**Supplied material**
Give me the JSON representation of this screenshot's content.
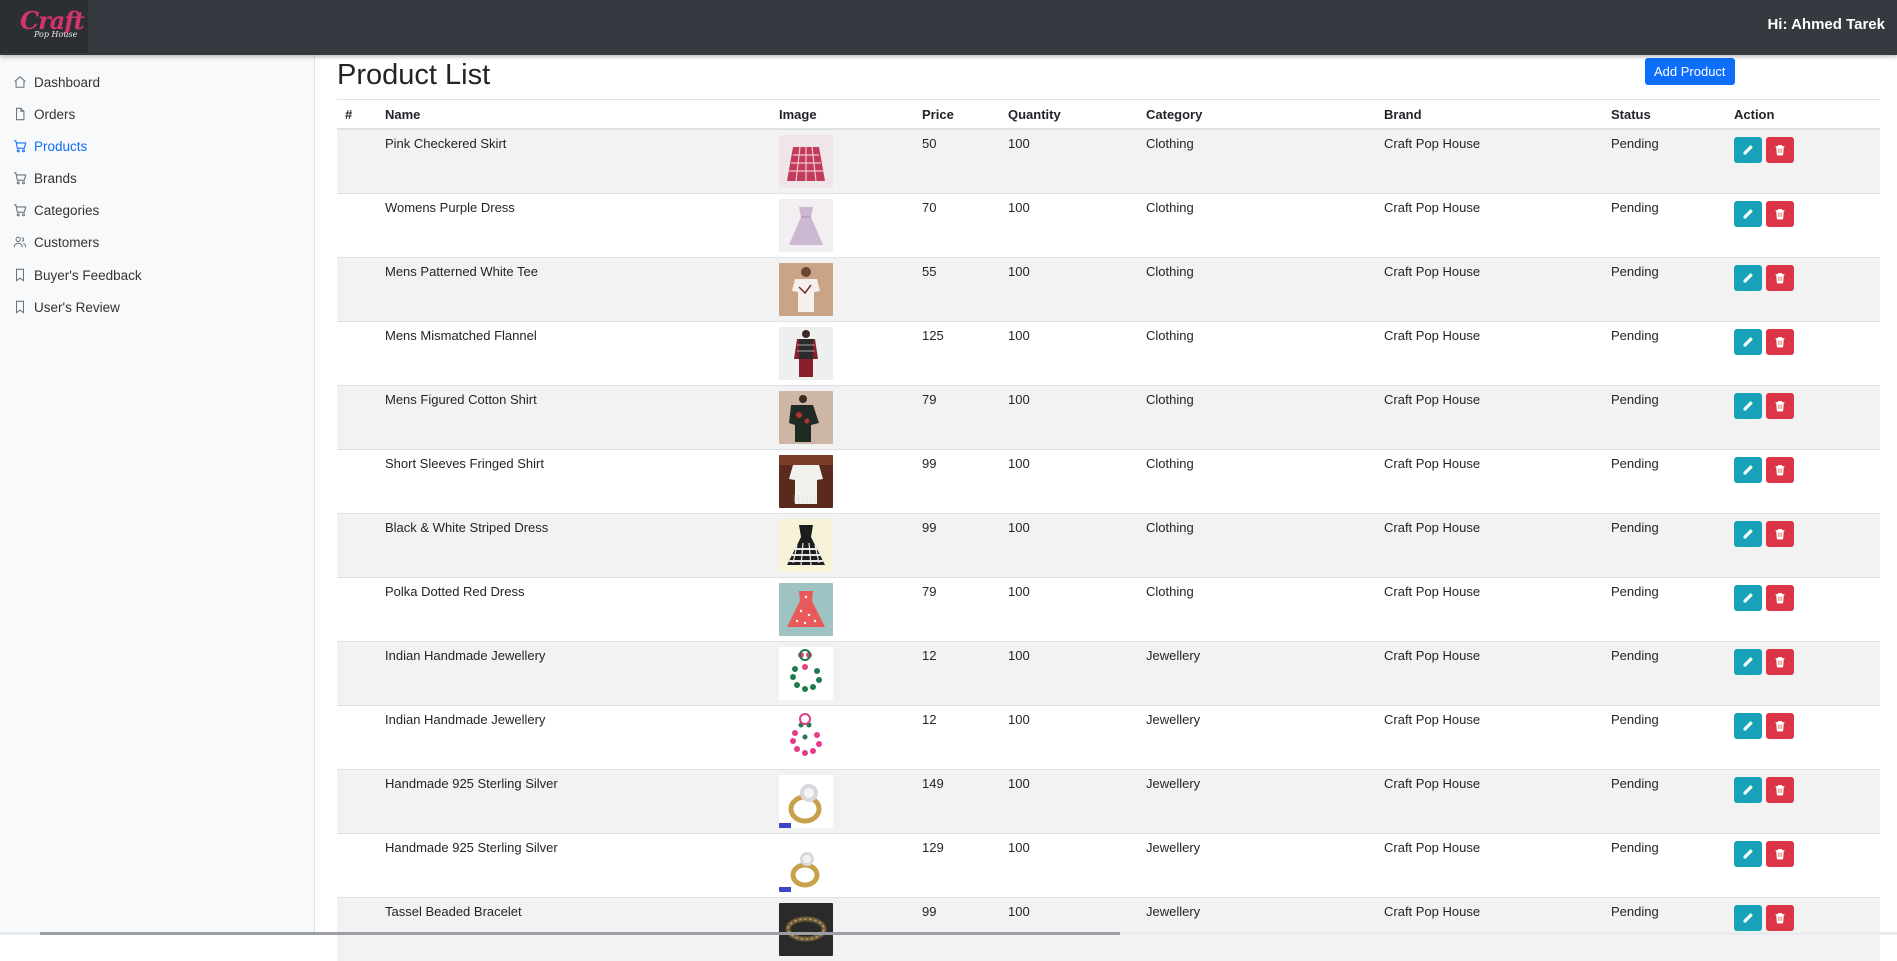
{
  "header": {
    "logo_text": "Craft",
    "logo_subtext": "Pop House",
    "greeting": "Hi: Ahmed Tarek"
  },
  "sidebar": {
    "items": [
      {
        "label": "Dashboard",
        "icon": "house-icon",
        "active": false
      },
      {
        "label": "Orders",
        "icon": "file-icon",
        "active": false
      },
      {
        "label": "Products",
        "icon": "cart-icon",
        "active": true
      },
      {
        "label": "Brands",
        "icon": "cart-icon",
        "active": false
      },
      {
        "label": "Categories",
        "icon": "cart-icon",
        "active": false
      },
      {
        "label": "Customers",
        "icon": "users-icon",
        "active": false
      },
      {
        "label": "Buyer's Feedback",
        "icon": "bookmark-icon",
        "active": false
      },
      {
        "label": "User's Review",
        "icon": "bookmark-icon",
        "active": false
      }
    ]
  },
  "main": {
    "title": "Product List",
    "add_button": "Add Product",
    "columns": [
      "#",
      "Name",
      "Image",
      "Price",
      "Quantity",
      "Category",
      "Brand",
      "Status",
      "Action"
    ],
    "rows": [
      {
        "num": "",
        "name": "Pink Checkered Skirt",
        "image": "pink-checkered-skirt-thumbnail",
        "price": "50",
        "quantity": "100",
        "category": "Clothing",
        "brand": "Craft Pop House",
        "status": "Pending"
      },
      {
        "num": "",
        "name": "Womens Purple Dress",
        "image": "purple-dress-thumbnail",
        "price": "70",
        "quantity": "100",
        "category": "Clothing",
        "brand": "Craft Pop House",
        "status": "Pending"
      },
      {
        "num": "",
        "name": "Mens Patterned White Tee",
        "image": "white-tee-thumbnail",
        "price": "55",
        "quantity": "100",
        "category": "Clothing",
        "brand": "Craft Pop House",
        "status": "Pending"
      },
      {
        "num": "",
        "name": "Mens Mismatched Flannel",
        "image": "flannel-thumbnail",
        "price": "125",
        "quantity": "100",
        "category": "Clothing",
        "brand": "Craft Pop House",
        "status": "Pending"
      },
      {
        "num": "",
        "name": "Mens Figured Cotton Shirt",
        "image": "cotton-shirt-thumbnail",
        "price": "79",
        "quantity": "100",
        "category": "Clothing",
        "brand": "Craft Pop House",
        "status": "Pending"
      },
      {
        "num": "",
        "name": "Short Sleeves Fringed Shirt",
        "image": "fringed-shirt-thumbnail",
        "price": "99",
        "quantity": "100",
        "category": "Clothing",
        "brand": "Craft Pop House",
        "status": "Pending"
      },
      {
        "num": "",
        "name": "Black & White Striped Dress",
        "image": "striped-dress-thumbnail",
        "price": "99",
        "quantity": "100",
        "category": "Clothing",
        "brand": "Craft Pop House",
        "status": "Pending"
      },
      {
        "num": "",
        "name": "Polka Dotted Red Dress",
        "image": "polka-dress-thumbnail",
        "price": "79",
        "quantity": "100",
        "category": "Clothing",
        "brand": "Craft Pop House",
        "status": "Pending"
      },
      {
        "num": "",
        "name": "Indian Handmade Jewellery",
        "image": "green-jewellery-thumbnail",
        "price": "12",
        "quantity": "100",
        "category": "Jewellery",
        "brand": "Craft Pop House",
        "status": "Pending"
      },
      {
        "num": "",
        "name": "Indian Handmade Jewellery",
        "image": "pink-jewellery-thumbnail",
        "price": "12",
        "quantity": "100",
        "category": "Jewellery",
        "brand": "Craft Pop House",
        "status": "Pending"
      },
      {
        "num": "",
        "name": "Handmade 925 Sterling Silver",
        "image": "silver-ring-thumbnail",
        "price": "149",
        "quantity": "100",
        "category": "Jewellery",
        "brand": "Craft Pop House",
        "status": "Pending"
      },
      {
        "num": "",
        "name": "Handmade 925 Sterling Silver",
        "image": "silver-ring-2-thumbnail",
        "price": "129",
        "quantity": "100",
        "category": "Jewellery",
        "brand": "Craft Pop House",
        "status": "Pending"
      },
      {
        "num": "",
        "name": "Tassel Beaded Bracelet",
        "image": "bracelet-thumbnail",
        "price": "99",
        "quantity": "100",
        "category": "Jewellery",
        "brand": "Craft Pop House",
        "status": "Pending"
      }
    ]
  },
  "colors": {
    "topbar": "#343a40",
    "primary": "#0d6efd",
    "edit": "#17a2b8",
    "delete": "#dc3545"
  }
}
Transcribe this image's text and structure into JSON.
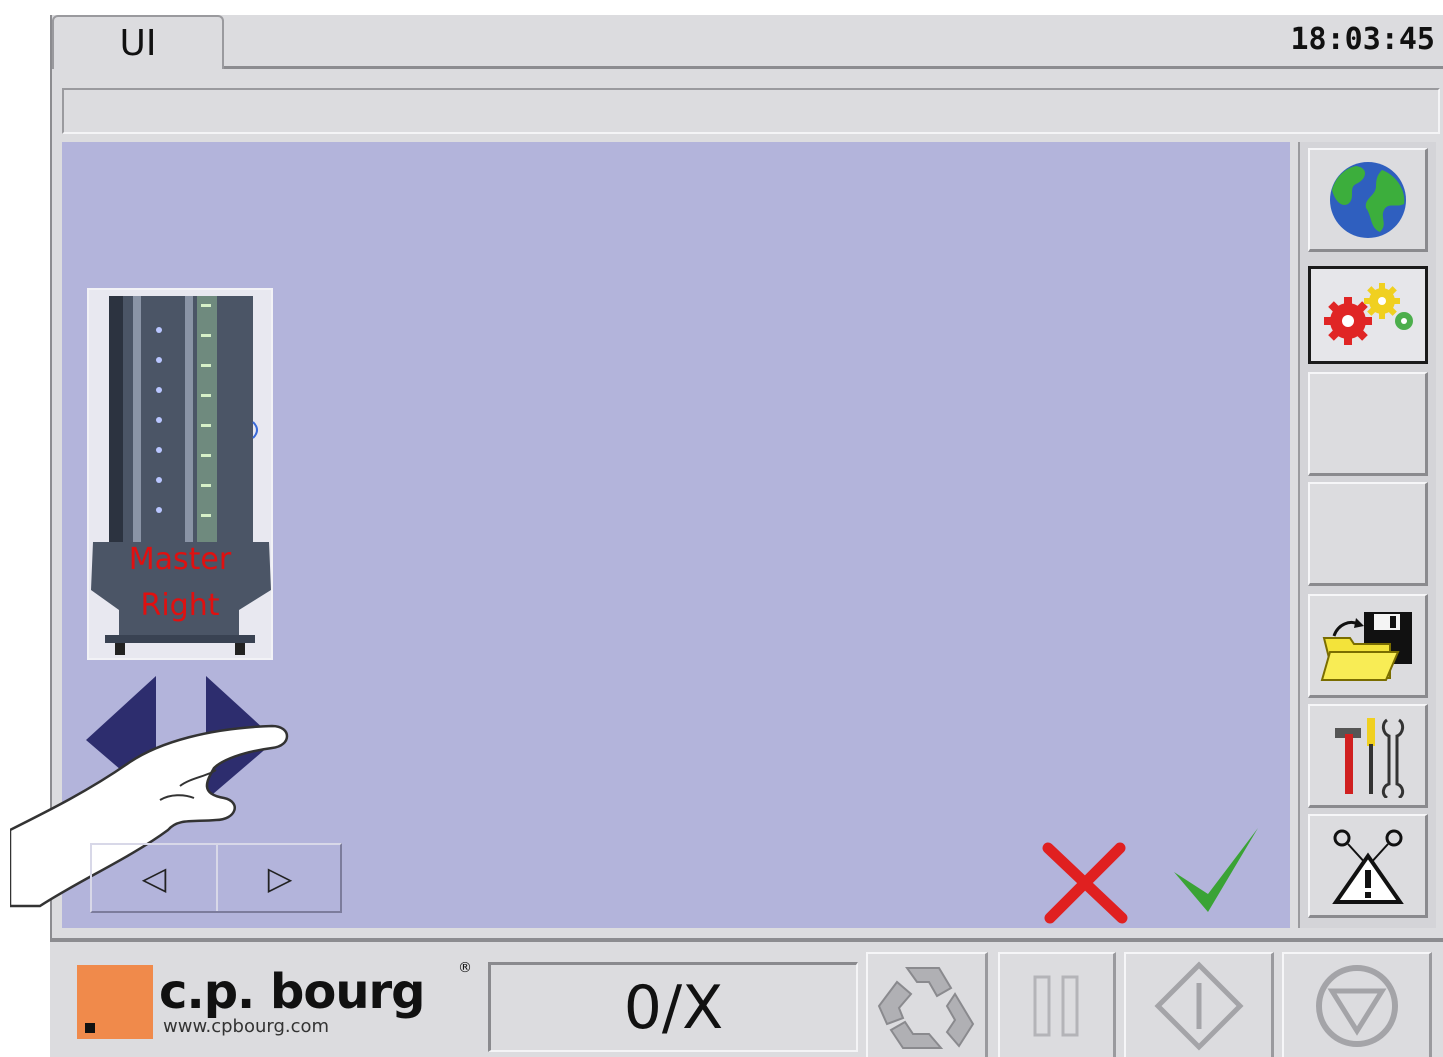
{
  "window": {
    "tab_label": "UI",
    "clock": "18:03:45",
    "message": ""
  },
  "machine_panel": {
    "line1": "Master",
    "line2": "Right"
  },
  "nav": {
    "prev_glyph": "◁",
    "next_glyph": "▷"
  },
  "counter": {
    "value": "0/X"
  },
  "logo": {
    "brand": "c.p. bourg",
    "url": "www.cpbourg.com",
    "registered": "®"
  },
  "sidebar": {
    "items": [
      {
        "icon": "globe-icon"
      },
      {
        "icon": "gears-icon",
        "active": true
      },
      {
        "icon": ""
      },
      {
        "icon": ""
      },
      {
        "icon": "save-load-icon"
      },
      {
        "icon": "tools-icon"
      },
      {
        "icon": "warning-icon"
      }
    ]
  },
  "actions": {
    "cancel": "cancel-x-icon",
    "confirm": "confirm-check-icon"
  },
  "colors": {
    "work_area": "#b3b4db",
    "panel": "#dcdcdf",
    "logo_orange": "#f08a4b",
    "cancel": "#e02020",
    "confirm": "#3aa335"
  }
}
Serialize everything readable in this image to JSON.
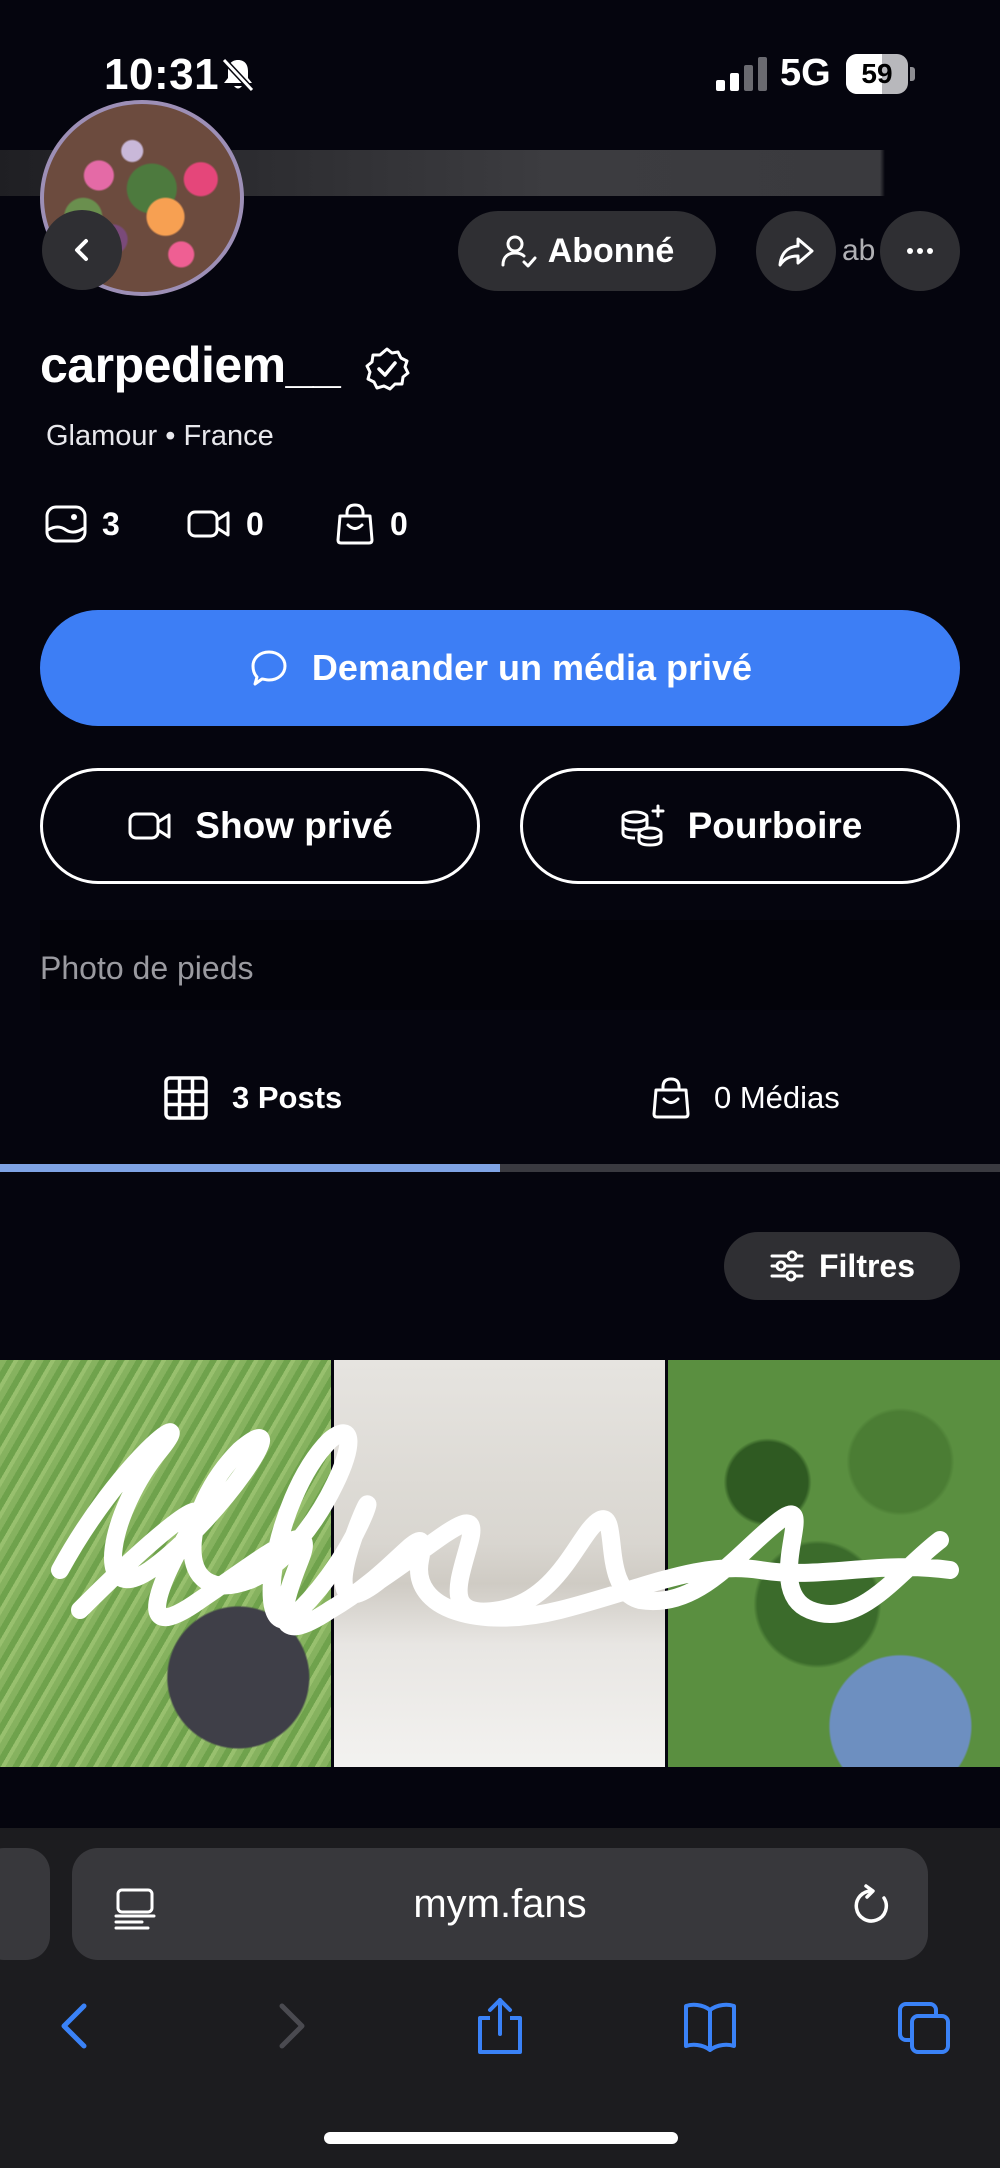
{
  "status_bar": {
    "time": "10:31",
    "network": "5G",
    "battery": "59",
    "battery_level_percent": 59
  },
  "header": {
    "subscribed_label": "Abonné",
    "share_label": "ab"
  },
  "profile": {
    "username": "carpediem__",
    "tagline": "Glamour • France",
    "stats": {
      "photos": "3",
      "videos": "0",
      "products": "0"
    },
    "bio": "Photo de pieds"
  },
  "actions": {
    "request_media": "Demander un média privé",
    "private_show": "Show privé",
    "tip": "Pourboire"
  },
  "tabs": {
    "posts": "3 Posts",
    "medias": "0 Médias",
    "active": "posts"
  },
  "filters_label": "Filtres",
  "browser": {
    "url": "mym.fans"
  },
  "colors": {
    "background": "#05050e",
    "accent": "#3d7ef5",
    "tab_indicator": "#7fa3e4",
    "chip": "#2f2f33",
    "ios_blue": "#3a82f7"
  }
}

**Given exercise**
Leave the pictures out, and transcribe each of the records exactly.

**Written solution**
Give me the JSON representation of this screenshot's content.
{
  "header": {
    "logo_text": "Craft",
    "logo_subtext": "Pop House",
    "greeting": "Hi: Ahmed Tarek"
  },
  "sidebar": {
    "items": [
      {
        "label": "Dashboard",
        "icon": "house-icon",
        "active": false
      },
      {
        "label": "Orders",
        "icon": "file-icon",
        "active": false
      },
      {
        "label": "Products",
        "icon": "cart-icon",
        "active": true
      },
      {
        "label": "Brands",
        "icon": "cart-icon",
        "active": false
      },
      {
        "label": "Categories",
        "icon": "cart-icon",
        "active": false
      },
      {
        "label": "Customers",
        "icon": "users-icon",
        "active": false
      },
      {
        "label": "Buyer's Feedback",
        "icon": "bookmark-icon",
        "active": false
      },
      {
        "label": "User's Review",
        "icon": "bookmark-icon",
        "active": false
      }
    ]
  },
  "main": {
    "title": "Product List",
    "add_button": "Add Product",
    "columns": [
      "#",
      "Name",
      "Image",
      "Price",
      "Quantity",
      "Category",
      "Brand",
      "Status",
      "Action"
    ],
    "rows": [
      {
        "num": "",
        "name": "Pink Checkered Skirt",
        "image": "pink-checkered-skirt-thumbnail",
        "price": "50",
        "quantity": "100",
        "category": "Clothing",
        "brand": "Craft Pop House",
        "status": "Pending"
      },
      {
        "num": "",
        "name": "Womens Purple Dress",
        "image": "purple-dress-thumbnail",
        "price": "70",
        "quantity": "100",
        "category": "Clothing",
        "brand": "Craft Pop House",
        "status": "Pending"
      },
      {
        "num": "",
        "name": "Mens Patterned White Tee",
        "image": "white-tee-thumbnail",
        "price": "55",
        "quantity": "100",
        "category": "Clothing",
        "brand": "Craft Pop House",
        "status": "Pending"
      },
      {
        "num": "",
        "name": "Mens Mismatched Flannel",
        "image": "flannel-thumbnail",
        "price": "125",
        "quantity": "100",
        "category": "Clothing",
        "brand": "Craft Pop House",
        "status": "Pending"
      },
      {
        "num": "",
        "name": "Mens Figured Cotton Shirt",
        "image": "cotton-shirt-thumbnail",
        "price": "79",
        "quantity": "100",
        "category": "Clothing",
        "brand": "Craft Pop House",
        "status": "Pending"
      },
      {
        "num": "",
        "name": "Short Sleeves Fringed Shirt",
        "image": "fringed-shirt-thumbnail",
        "price": "99",
        "quantity": "100",
        "category": "Clothing",
        "brand": "Craft Pop House",
        "status": "Pending"
      },
      {
        "num": "",
        "name": "Black & White Striped Dress",
        "image": "striped-dress-thumbnail",
        "price": "99",
        "quantity": "100",
        "category": "Clothing",
        "brand": "Craft Pop House",
        "status": "Pending"
      },
      {
        "num": "",
        "name": "Polka Dotted Red Dress",
        "image": "polka-dress-thumbnail",
        "price": "79",
        "quantity": "100",
        "category": "Clothing",
        "brand": "Craft Pop House",
        "status": "Pending"
      },
      {
        "num": "",
        "name": "Indian Handmade Jewellery",
        "image": "green-jewellery-thumbnail",
        "price": "12",
        "quantity": "100",
        "category": "Jewellery",
        "brand": "Craft Pop House",
        "status": "Pending"
      },
      {
        "num": "",
        "name": "Indian Handmade Jewellery",
        "image": "pink-jewellery-thumbnail",
        "price": "12",
        "quantity": "100",
        "category": "Jewellery",
        "brand": "Craft Pop House",
        "status": "Pending"
      },
      {
        "num": "",
        "name": "Handmade 925 Sterling Silver",
        "image": "silver-ring-thumbnail",
        "price": "149",
        "quantity": "100",
        "category": "Jewellery",
        "brand": "Craft Pop House",
        "status": "Pending"
      },
      {
        "num": "",
        "name": "Handmade 925 Sterling Silver",
        "image": "silver-ring-2-thumbnail",
        "price": "129",
        "quantity": "100",
        "category": "Jewellery",
        "brand": "Craft Pop House",
        "status": "Pending"
      },
      {
        "num": "",
        "name": "Tassel Beaded Bracelet",
        "image": "bracelet-thumbnail",
        "price": "99",
        "quantity": "100",
        "category": "Jewellery",
        "brand": "Craft Pop House",
        "status": "Pending"
      }
    ]
  },
  "colors": {
    "topbar": "#343a40",
    "primary": "#0d6efd",
    "edit": "#17a2b8",
    "delete": "#dc3545"
  }
}
Transcribe this image's text and structure into JSON.
{
  "window": {
    "tab_label": "UI",
    "clock": "18:03:45",
    "message": ""
  },
  "machine_panel": {
    "line1": "Master",
    "line2": "Right"
  },
  "nav": {
    "prev_glyph": "◁",
    "next_glyph": "▷"
  },
  "counter": {
    "value": "0/X"
  },
  "logo": {
    "brand": "c.p. bourg",
    "url": "www.cpbourg.com",
    "registered": "®"
  },
  "sidebar": {
    "items": [
      {
        "icon": "globe-icon"
      },
      {
        "icon": "gears-icon",
        "active": true
      },
      {
        "icon": ""
      },
      {
        "icon": ""
      },
      {
        "icon": "save-load-icon"
      },
      {
        "icon": "tools-icon"
      },
      {
        "icon": "warning-icon"
      }
    ]
  },
  "actions": {
    "cancel": "cancel-x-icon",
    "confirm": "confirm-check-icon"
  },
  "colors": {
    "work_area": "#b3b4db",
    "panel": "#dcdcdf",
    "logo_orange": "#f08a4b",
    "cancel": "#e02020",
    "confirm": "#3aa335"
  }
}
Serialize everything readable in this image to JSON.
{
  "status_bar": {
    "time": "10:31",
    "network": "5G",
    "battery": "59",
    "battery_level_percent": 59
  },
  "header": {
    "subscribed_label": "Abonné",
    "share_label": "ab"
  },
  "profile": {
    "username": "carpediem__",
    "tagline": "Glamour • France",
    "stats": {
      "photos": "3",
      "videos": "0",
      "products": "0"
    },
    "bio": "Photo de pieds"
  },
  "actions": {
    "request_media": "Demander un média privé",
    "private_show": "Show privé",
    "tip": "Pourboire"
  },
  "tabs": {
    "posts": "3 Posts",
    "medias": "0 Médias",
    "active": "posts"
  },
  "filters_label": "Filtres",
  "browser": {
    "url": "mym.fans"
  },
  "colors": {
    "background": "#05050e",
    "accent": "#3d7ef5",
    "tab_indicator": "#7fa3e4",
    "chip": "#2f2f33",
    "ios_blue": "#3a82f7"
  }
}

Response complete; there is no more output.